====== Entries shown
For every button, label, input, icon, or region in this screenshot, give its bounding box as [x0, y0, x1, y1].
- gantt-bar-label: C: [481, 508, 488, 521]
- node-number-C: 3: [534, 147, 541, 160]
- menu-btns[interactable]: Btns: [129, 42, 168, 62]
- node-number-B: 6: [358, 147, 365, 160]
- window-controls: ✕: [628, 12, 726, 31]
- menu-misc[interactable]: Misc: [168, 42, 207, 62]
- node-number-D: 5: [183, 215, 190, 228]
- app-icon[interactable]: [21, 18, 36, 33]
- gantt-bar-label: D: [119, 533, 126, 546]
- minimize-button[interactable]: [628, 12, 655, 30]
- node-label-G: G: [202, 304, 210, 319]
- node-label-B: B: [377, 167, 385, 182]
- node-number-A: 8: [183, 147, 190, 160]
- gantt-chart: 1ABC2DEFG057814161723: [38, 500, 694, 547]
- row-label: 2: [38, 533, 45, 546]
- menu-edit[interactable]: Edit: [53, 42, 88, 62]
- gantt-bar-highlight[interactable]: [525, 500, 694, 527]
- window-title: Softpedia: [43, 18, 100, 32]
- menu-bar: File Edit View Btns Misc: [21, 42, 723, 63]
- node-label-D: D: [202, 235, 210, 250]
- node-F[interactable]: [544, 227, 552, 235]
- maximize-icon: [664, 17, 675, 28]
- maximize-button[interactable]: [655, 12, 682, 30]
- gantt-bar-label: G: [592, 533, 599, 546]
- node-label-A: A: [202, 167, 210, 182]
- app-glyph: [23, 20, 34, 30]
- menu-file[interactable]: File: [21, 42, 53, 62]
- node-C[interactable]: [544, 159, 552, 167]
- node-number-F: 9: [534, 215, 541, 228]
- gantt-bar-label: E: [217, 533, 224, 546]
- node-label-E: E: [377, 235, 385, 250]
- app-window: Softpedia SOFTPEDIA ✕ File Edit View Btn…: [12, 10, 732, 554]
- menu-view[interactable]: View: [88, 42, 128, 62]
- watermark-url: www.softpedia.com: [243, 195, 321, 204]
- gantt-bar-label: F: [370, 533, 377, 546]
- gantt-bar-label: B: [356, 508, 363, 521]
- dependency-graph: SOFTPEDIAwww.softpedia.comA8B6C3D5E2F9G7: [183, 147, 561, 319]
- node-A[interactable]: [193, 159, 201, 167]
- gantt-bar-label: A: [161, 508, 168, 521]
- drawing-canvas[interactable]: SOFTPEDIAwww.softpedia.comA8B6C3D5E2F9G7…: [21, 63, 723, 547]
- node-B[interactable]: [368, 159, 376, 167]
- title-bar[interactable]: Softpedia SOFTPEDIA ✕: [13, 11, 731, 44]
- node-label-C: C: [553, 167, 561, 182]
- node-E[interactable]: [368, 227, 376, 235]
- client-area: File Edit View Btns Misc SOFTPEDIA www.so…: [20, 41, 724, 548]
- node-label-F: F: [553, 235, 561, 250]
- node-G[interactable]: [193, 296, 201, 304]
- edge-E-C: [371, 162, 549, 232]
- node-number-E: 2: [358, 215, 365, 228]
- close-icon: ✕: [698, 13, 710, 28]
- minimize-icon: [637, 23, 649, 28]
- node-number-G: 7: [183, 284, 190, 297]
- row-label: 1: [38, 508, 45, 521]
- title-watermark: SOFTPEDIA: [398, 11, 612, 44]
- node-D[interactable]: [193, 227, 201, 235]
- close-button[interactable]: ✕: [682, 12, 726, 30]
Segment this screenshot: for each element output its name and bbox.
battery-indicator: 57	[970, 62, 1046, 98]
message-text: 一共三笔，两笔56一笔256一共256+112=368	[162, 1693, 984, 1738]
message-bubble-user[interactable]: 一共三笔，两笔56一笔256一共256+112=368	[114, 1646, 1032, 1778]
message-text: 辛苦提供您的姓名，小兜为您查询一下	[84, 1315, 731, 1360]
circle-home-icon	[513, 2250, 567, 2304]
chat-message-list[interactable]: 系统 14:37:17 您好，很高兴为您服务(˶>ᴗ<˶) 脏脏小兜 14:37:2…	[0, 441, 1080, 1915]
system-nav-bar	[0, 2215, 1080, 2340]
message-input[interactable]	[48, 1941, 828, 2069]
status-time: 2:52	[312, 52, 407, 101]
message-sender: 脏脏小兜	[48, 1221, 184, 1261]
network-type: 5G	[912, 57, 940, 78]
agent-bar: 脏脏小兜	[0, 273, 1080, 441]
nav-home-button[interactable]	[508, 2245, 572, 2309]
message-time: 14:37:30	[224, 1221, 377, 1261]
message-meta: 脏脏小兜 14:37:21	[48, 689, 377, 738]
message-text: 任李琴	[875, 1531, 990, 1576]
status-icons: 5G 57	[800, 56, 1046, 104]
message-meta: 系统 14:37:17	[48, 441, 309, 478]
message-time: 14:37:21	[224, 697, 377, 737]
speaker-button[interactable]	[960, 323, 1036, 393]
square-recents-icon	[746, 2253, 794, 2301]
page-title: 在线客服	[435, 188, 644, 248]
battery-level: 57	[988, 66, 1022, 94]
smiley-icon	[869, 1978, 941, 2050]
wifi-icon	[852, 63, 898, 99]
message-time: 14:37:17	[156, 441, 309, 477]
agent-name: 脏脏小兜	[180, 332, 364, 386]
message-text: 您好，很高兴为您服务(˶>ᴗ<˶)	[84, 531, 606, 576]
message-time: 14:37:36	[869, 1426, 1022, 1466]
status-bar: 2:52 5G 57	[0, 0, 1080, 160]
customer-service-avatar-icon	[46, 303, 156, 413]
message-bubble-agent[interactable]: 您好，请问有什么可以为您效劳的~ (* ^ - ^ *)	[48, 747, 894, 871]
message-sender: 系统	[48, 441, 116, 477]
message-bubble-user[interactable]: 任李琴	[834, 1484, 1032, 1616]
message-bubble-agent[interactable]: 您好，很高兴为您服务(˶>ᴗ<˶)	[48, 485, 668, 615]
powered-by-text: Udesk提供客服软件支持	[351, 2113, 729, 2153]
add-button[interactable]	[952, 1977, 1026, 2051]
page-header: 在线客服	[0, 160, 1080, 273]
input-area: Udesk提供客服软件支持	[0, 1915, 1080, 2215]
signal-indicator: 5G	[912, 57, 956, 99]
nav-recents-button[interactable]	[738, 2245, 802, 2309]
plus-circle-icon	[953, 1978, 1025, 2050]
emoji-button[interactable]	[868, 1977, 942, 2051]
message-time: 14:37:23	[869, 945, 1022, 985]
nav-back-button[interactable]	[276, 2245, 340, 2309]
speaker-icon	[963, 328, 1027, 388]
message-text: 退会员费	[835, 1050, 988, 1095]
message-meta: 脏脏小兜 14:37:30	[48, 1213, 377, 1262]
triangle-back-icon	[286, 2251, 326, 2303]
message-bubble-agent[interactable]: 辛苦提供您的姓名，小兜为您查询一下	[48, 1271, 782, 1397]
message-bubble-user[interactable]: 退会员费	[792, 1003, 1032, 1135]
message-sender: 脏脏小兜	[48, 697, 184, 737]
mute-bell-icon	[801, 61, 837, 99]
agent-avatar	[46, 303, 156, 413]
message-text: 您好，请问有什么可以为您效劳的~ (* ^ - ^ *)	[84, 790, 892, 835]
============
» Description of the task:
Reproduce every line of the entries above verbatim, from beginning to end.

» Output:
For every button, label, input, icon, or region in this screenshot, give its bounding box as [x0, y0, x1, y1].
- gantt-bar-label: C: [481, 508, 488, 521]
- node-number-C: 3: [534, 147, 541, 160]
- menu-btns[interactable]: Btns: [129, 42, 168, 62]
- node-number-B: 6: [358, 147, 365, 160]
- window-controls: ✕: [628, 12, 726, 31]
- menu-misc[interactable]: Misc: [168, 42, 207, 62]
- node-number-D: 5: [183, 215, 190, 228]
- app-icon[interactable]: [21, 18, 36, 33]
- gantt-bar-label: D: [119, 533, 126, 546]
- minimize-button[interactable]: [628, 12, 655, 30]
- node-label-G: G: [202, 304, 210, 319]
- node-label-B: B: [377, 167, 385, 182]
- node-number-A: 8: [183, 147, 190, 160]
- gantt-chart: 1ABC2DEFG057814161723: [38, 500, 694, 547]
- row-label: 2: [38, 533, 45, 546]
- menu-edit[interactable]: Edit: [53, 42, 88, 62]
- gantt-bar-highlight[interactable]: [525, 500, 694, 527]
- window-title: Softpedia: [43, 18, 100, 32]
- menu-bar: File Edit View Btns Misc: [21, 42, 723, 63]
- node-label-D: D: [202, 235, 210, 250]
- node-F[interactable]: [544, 227, 552, 235]
- maximize-icon: [664, 17, 675, 28]
- maximize-button[interactable]: [655, 12, 682, 30]
- gantt-bar-label: G: [592, 533, 599, 546]
- node-label-A: A: [202, 167, 210, 182]
- app-glyph: [23, 20, 34, 30]
- menu-file[interactable]: File: [21, 42, 53, 62]
- node-C[interactable]: [544, 159, 552, 167]
- node-number-F: 9: [534, 215, 541, 228]
- gantt-bar-label: E: [217, 533, 224, 546]
- node-label-E: E: [377, 235, 385, 250]
- app-window: Softpedia SOFTPEDIA ✕ File Edit View Btn…: [12, 10, 732, 554]
- menu-view[interactable]: View: [88, 42, 128, 62]
- watermark-url: www.softpedia.com: [243, 195, 321, 204]
- gantt-bar-label: F: [370, 533, 377, 546]
- gantt-bar-label: B: [356, 508, 363, 521]
- dependency-graph: SOFTPEDIAwww.softpedia.comA8B6C3D5E2F9G7: [183, 147, 561, 319]
- node-A[interactable]: [193, 159, 201, 167]
- gantt-bar-label: A: [161, 508, 168, 521]
- drawing-canvas[interactable]: SOFTPEDIAwww.softpedia.comA8B6C3D5E2F9G7…: [21, 63, 723, 547]
- node-B[interactable]: [368, 159, 376, 167]
- title-bar[interactable]: Softpedia SOFTPEDIA ✕: [13, 11, 731, 44]
- node-label-C: C: [553, 167, 561, 182]
- node-E[interactable]: [368, 227, 376, 235]
- client-area: File Edit View Btns Misc SOFTPEDIA www.so…: [20, 41, 724, 548]
- node-label-F: F: [553, 235, 561, 250]
- node-G[interactable]: [193, 296, 201, 304]
- edge-E-C: [371, 162, 549, 232]
- node-number-E: 2: [358, 215, 365, 228]
- close-icon: ✕: [698, 13, 710, 28]
- minimize-icon: [637, 23, 649, 28]
- node-number-G: 7: [183, 284, 190, 297]
- row-label: 1: [38, 508, 45, 521]
- title-watermark: SOFTPEDIA: [398, 11, 612, 44]
- node-D[interactable]: [193, 227, 201, 235]
- close-button[interactable]: ✕: [682, 12, 726, 30]
Segment this screenshot: for each element output its name and bbox.
battery-indicator: 57	[970, 62, 1046, 98]
message-text: 一共三笔，两笔56一笔256一共256+112=368	[162, 1693, 984, 1738]
message-bubble-user[interactable]: 一共三笔，两笔56一笔256一共256+112=368	[114, 1646, 1032, 1778]
message-text: 辛苦提供您的姓名，小兜为您查询一下	[84, 1315, 731, 1360]
circle-home-icon	[513, 2250, 567, 2304]
chat-message-list[interactable]: 系统 14:37:17 您好，很高兴为您服务(˶>ᴗ<˶) 脏脏小兜 14:37:2…	[0, 441, 1080, 1915]
system-nav-bar	[0, 2215, 1080, 2340]
message-input[interactable]	[48, 1941, 828, 2069]
status-time: 2:52	[312, 52, 407, 101]
message-sender: 脏脏小兜	[48, 1221, 184, 1261]
network-type: 5G	[912, 57, 940, 78]
agent-bar: 脏脏小兜	[0, 273, 1080, 441]
nav-home-button[interactable]	[508, 2245, 572, 2309]
message-time: 14:37:30	[224, 1221, 377, 1261]
message-meta: 脏脏小兜 14:37:21	[48, 689, 377, 738]
message-text: 任李琴	[875, 1531, 990, 1576]
status-icons: 5G 57	[800, 56, 1046, 104]
message-meta: 系统 14:37:17	[48, 441, 309, 478]
message-time: 14:37:21	[224, 697, 377, 737]
speaker-button[interactable]	[960, 323, 1036, 393]
square-recents-icon	[746, 2253, 794, 2301]
page-title: 在线客服	[435, 188, 644, 248]
battery-level: 57	[988, 66, 1022, 94]
smiley-icon	[869, 1978, 941, 2050]
wifi-icon	[852, 63, 898, 99]
message-time: 14:37:17	[156, 441, 309, 477]
agent-name: 脏脏小兜	[180, 332, 364, 386]
message-text: 您好，很高兴为您服务(˶>ᴗ<˶)	[84, 531, 606, 576]
message-time: 14:37:36	[869, 1426, 1022, 1466]
status-bar: 2:52 5G 57	[0, 0, 1080, 160]
customer-service-avatar-icon	[46, 303, 156, 413]
message-bubble-agent[interactable]: 您好，请问有什么可以为您效劳的~ (* ^ - ^ *)	[48, 747, 894, 871]
message-sender: 系统	[48, 441, 116, 477]
message-bubble-user[interactable]: 任李琴	[834, 1484, 1032, 1616]
message-bubble-agent[interactable]: 您好，很高兴为您服务(˶>ᴗ<˶)	[48, 485, 668, 615]
powered-by-text: Udesk提供客服软件支持	[351, 2113, 729, 2153]
add-button[interactable]	[952, 1977, 1026, 2051]
page-header: 在线客服	[0, 160, 1080, 273]
input-area: Udesk提供客服软件支持	[0, 1915, 1080, 2215]
signal-indicator: 5G	[912, 57, 956, 99]
nav-recents-button[interactable]	[738, 2245, 802, 2309]
plus-circle-icon	[953, 1978, 1025, 2050]
emoji-button[interactable]	[868, 1977, 942, 2051]
message-time: 14:37:23	[869, 945, 1022, 985]
nav-back-button[interactable]	[276, 2245, 340, 2309]
speaker-icon	[963, 328, 1027, 388]
message-text: 退会员费	[835, 1050, 988, 1095]
message-meta: 脏脏小兜 14:37:30	[48, 1213, 377, 1262]
triangle-back-icon	[286, 2251, 326, 2303]
message-bubble-agent[interactable]: 辛苦提供您的姓名，小兜为您查询一下	[48, 1271, 782, 1397]
message-bubble-user[interactable]: 退会员费	[792, 1003, 1032, 1135]
message-sender: 脏脏小兜	[48, 697, 184, 737]
mute-bell-icon	[801, 61, 837, 99]
agent-avatar	[46, 303, 156, 413]
message-text: 您好，请问有什么可以为您效劳的~ (* ^ - ^ *)	[84, 790, 892, 835]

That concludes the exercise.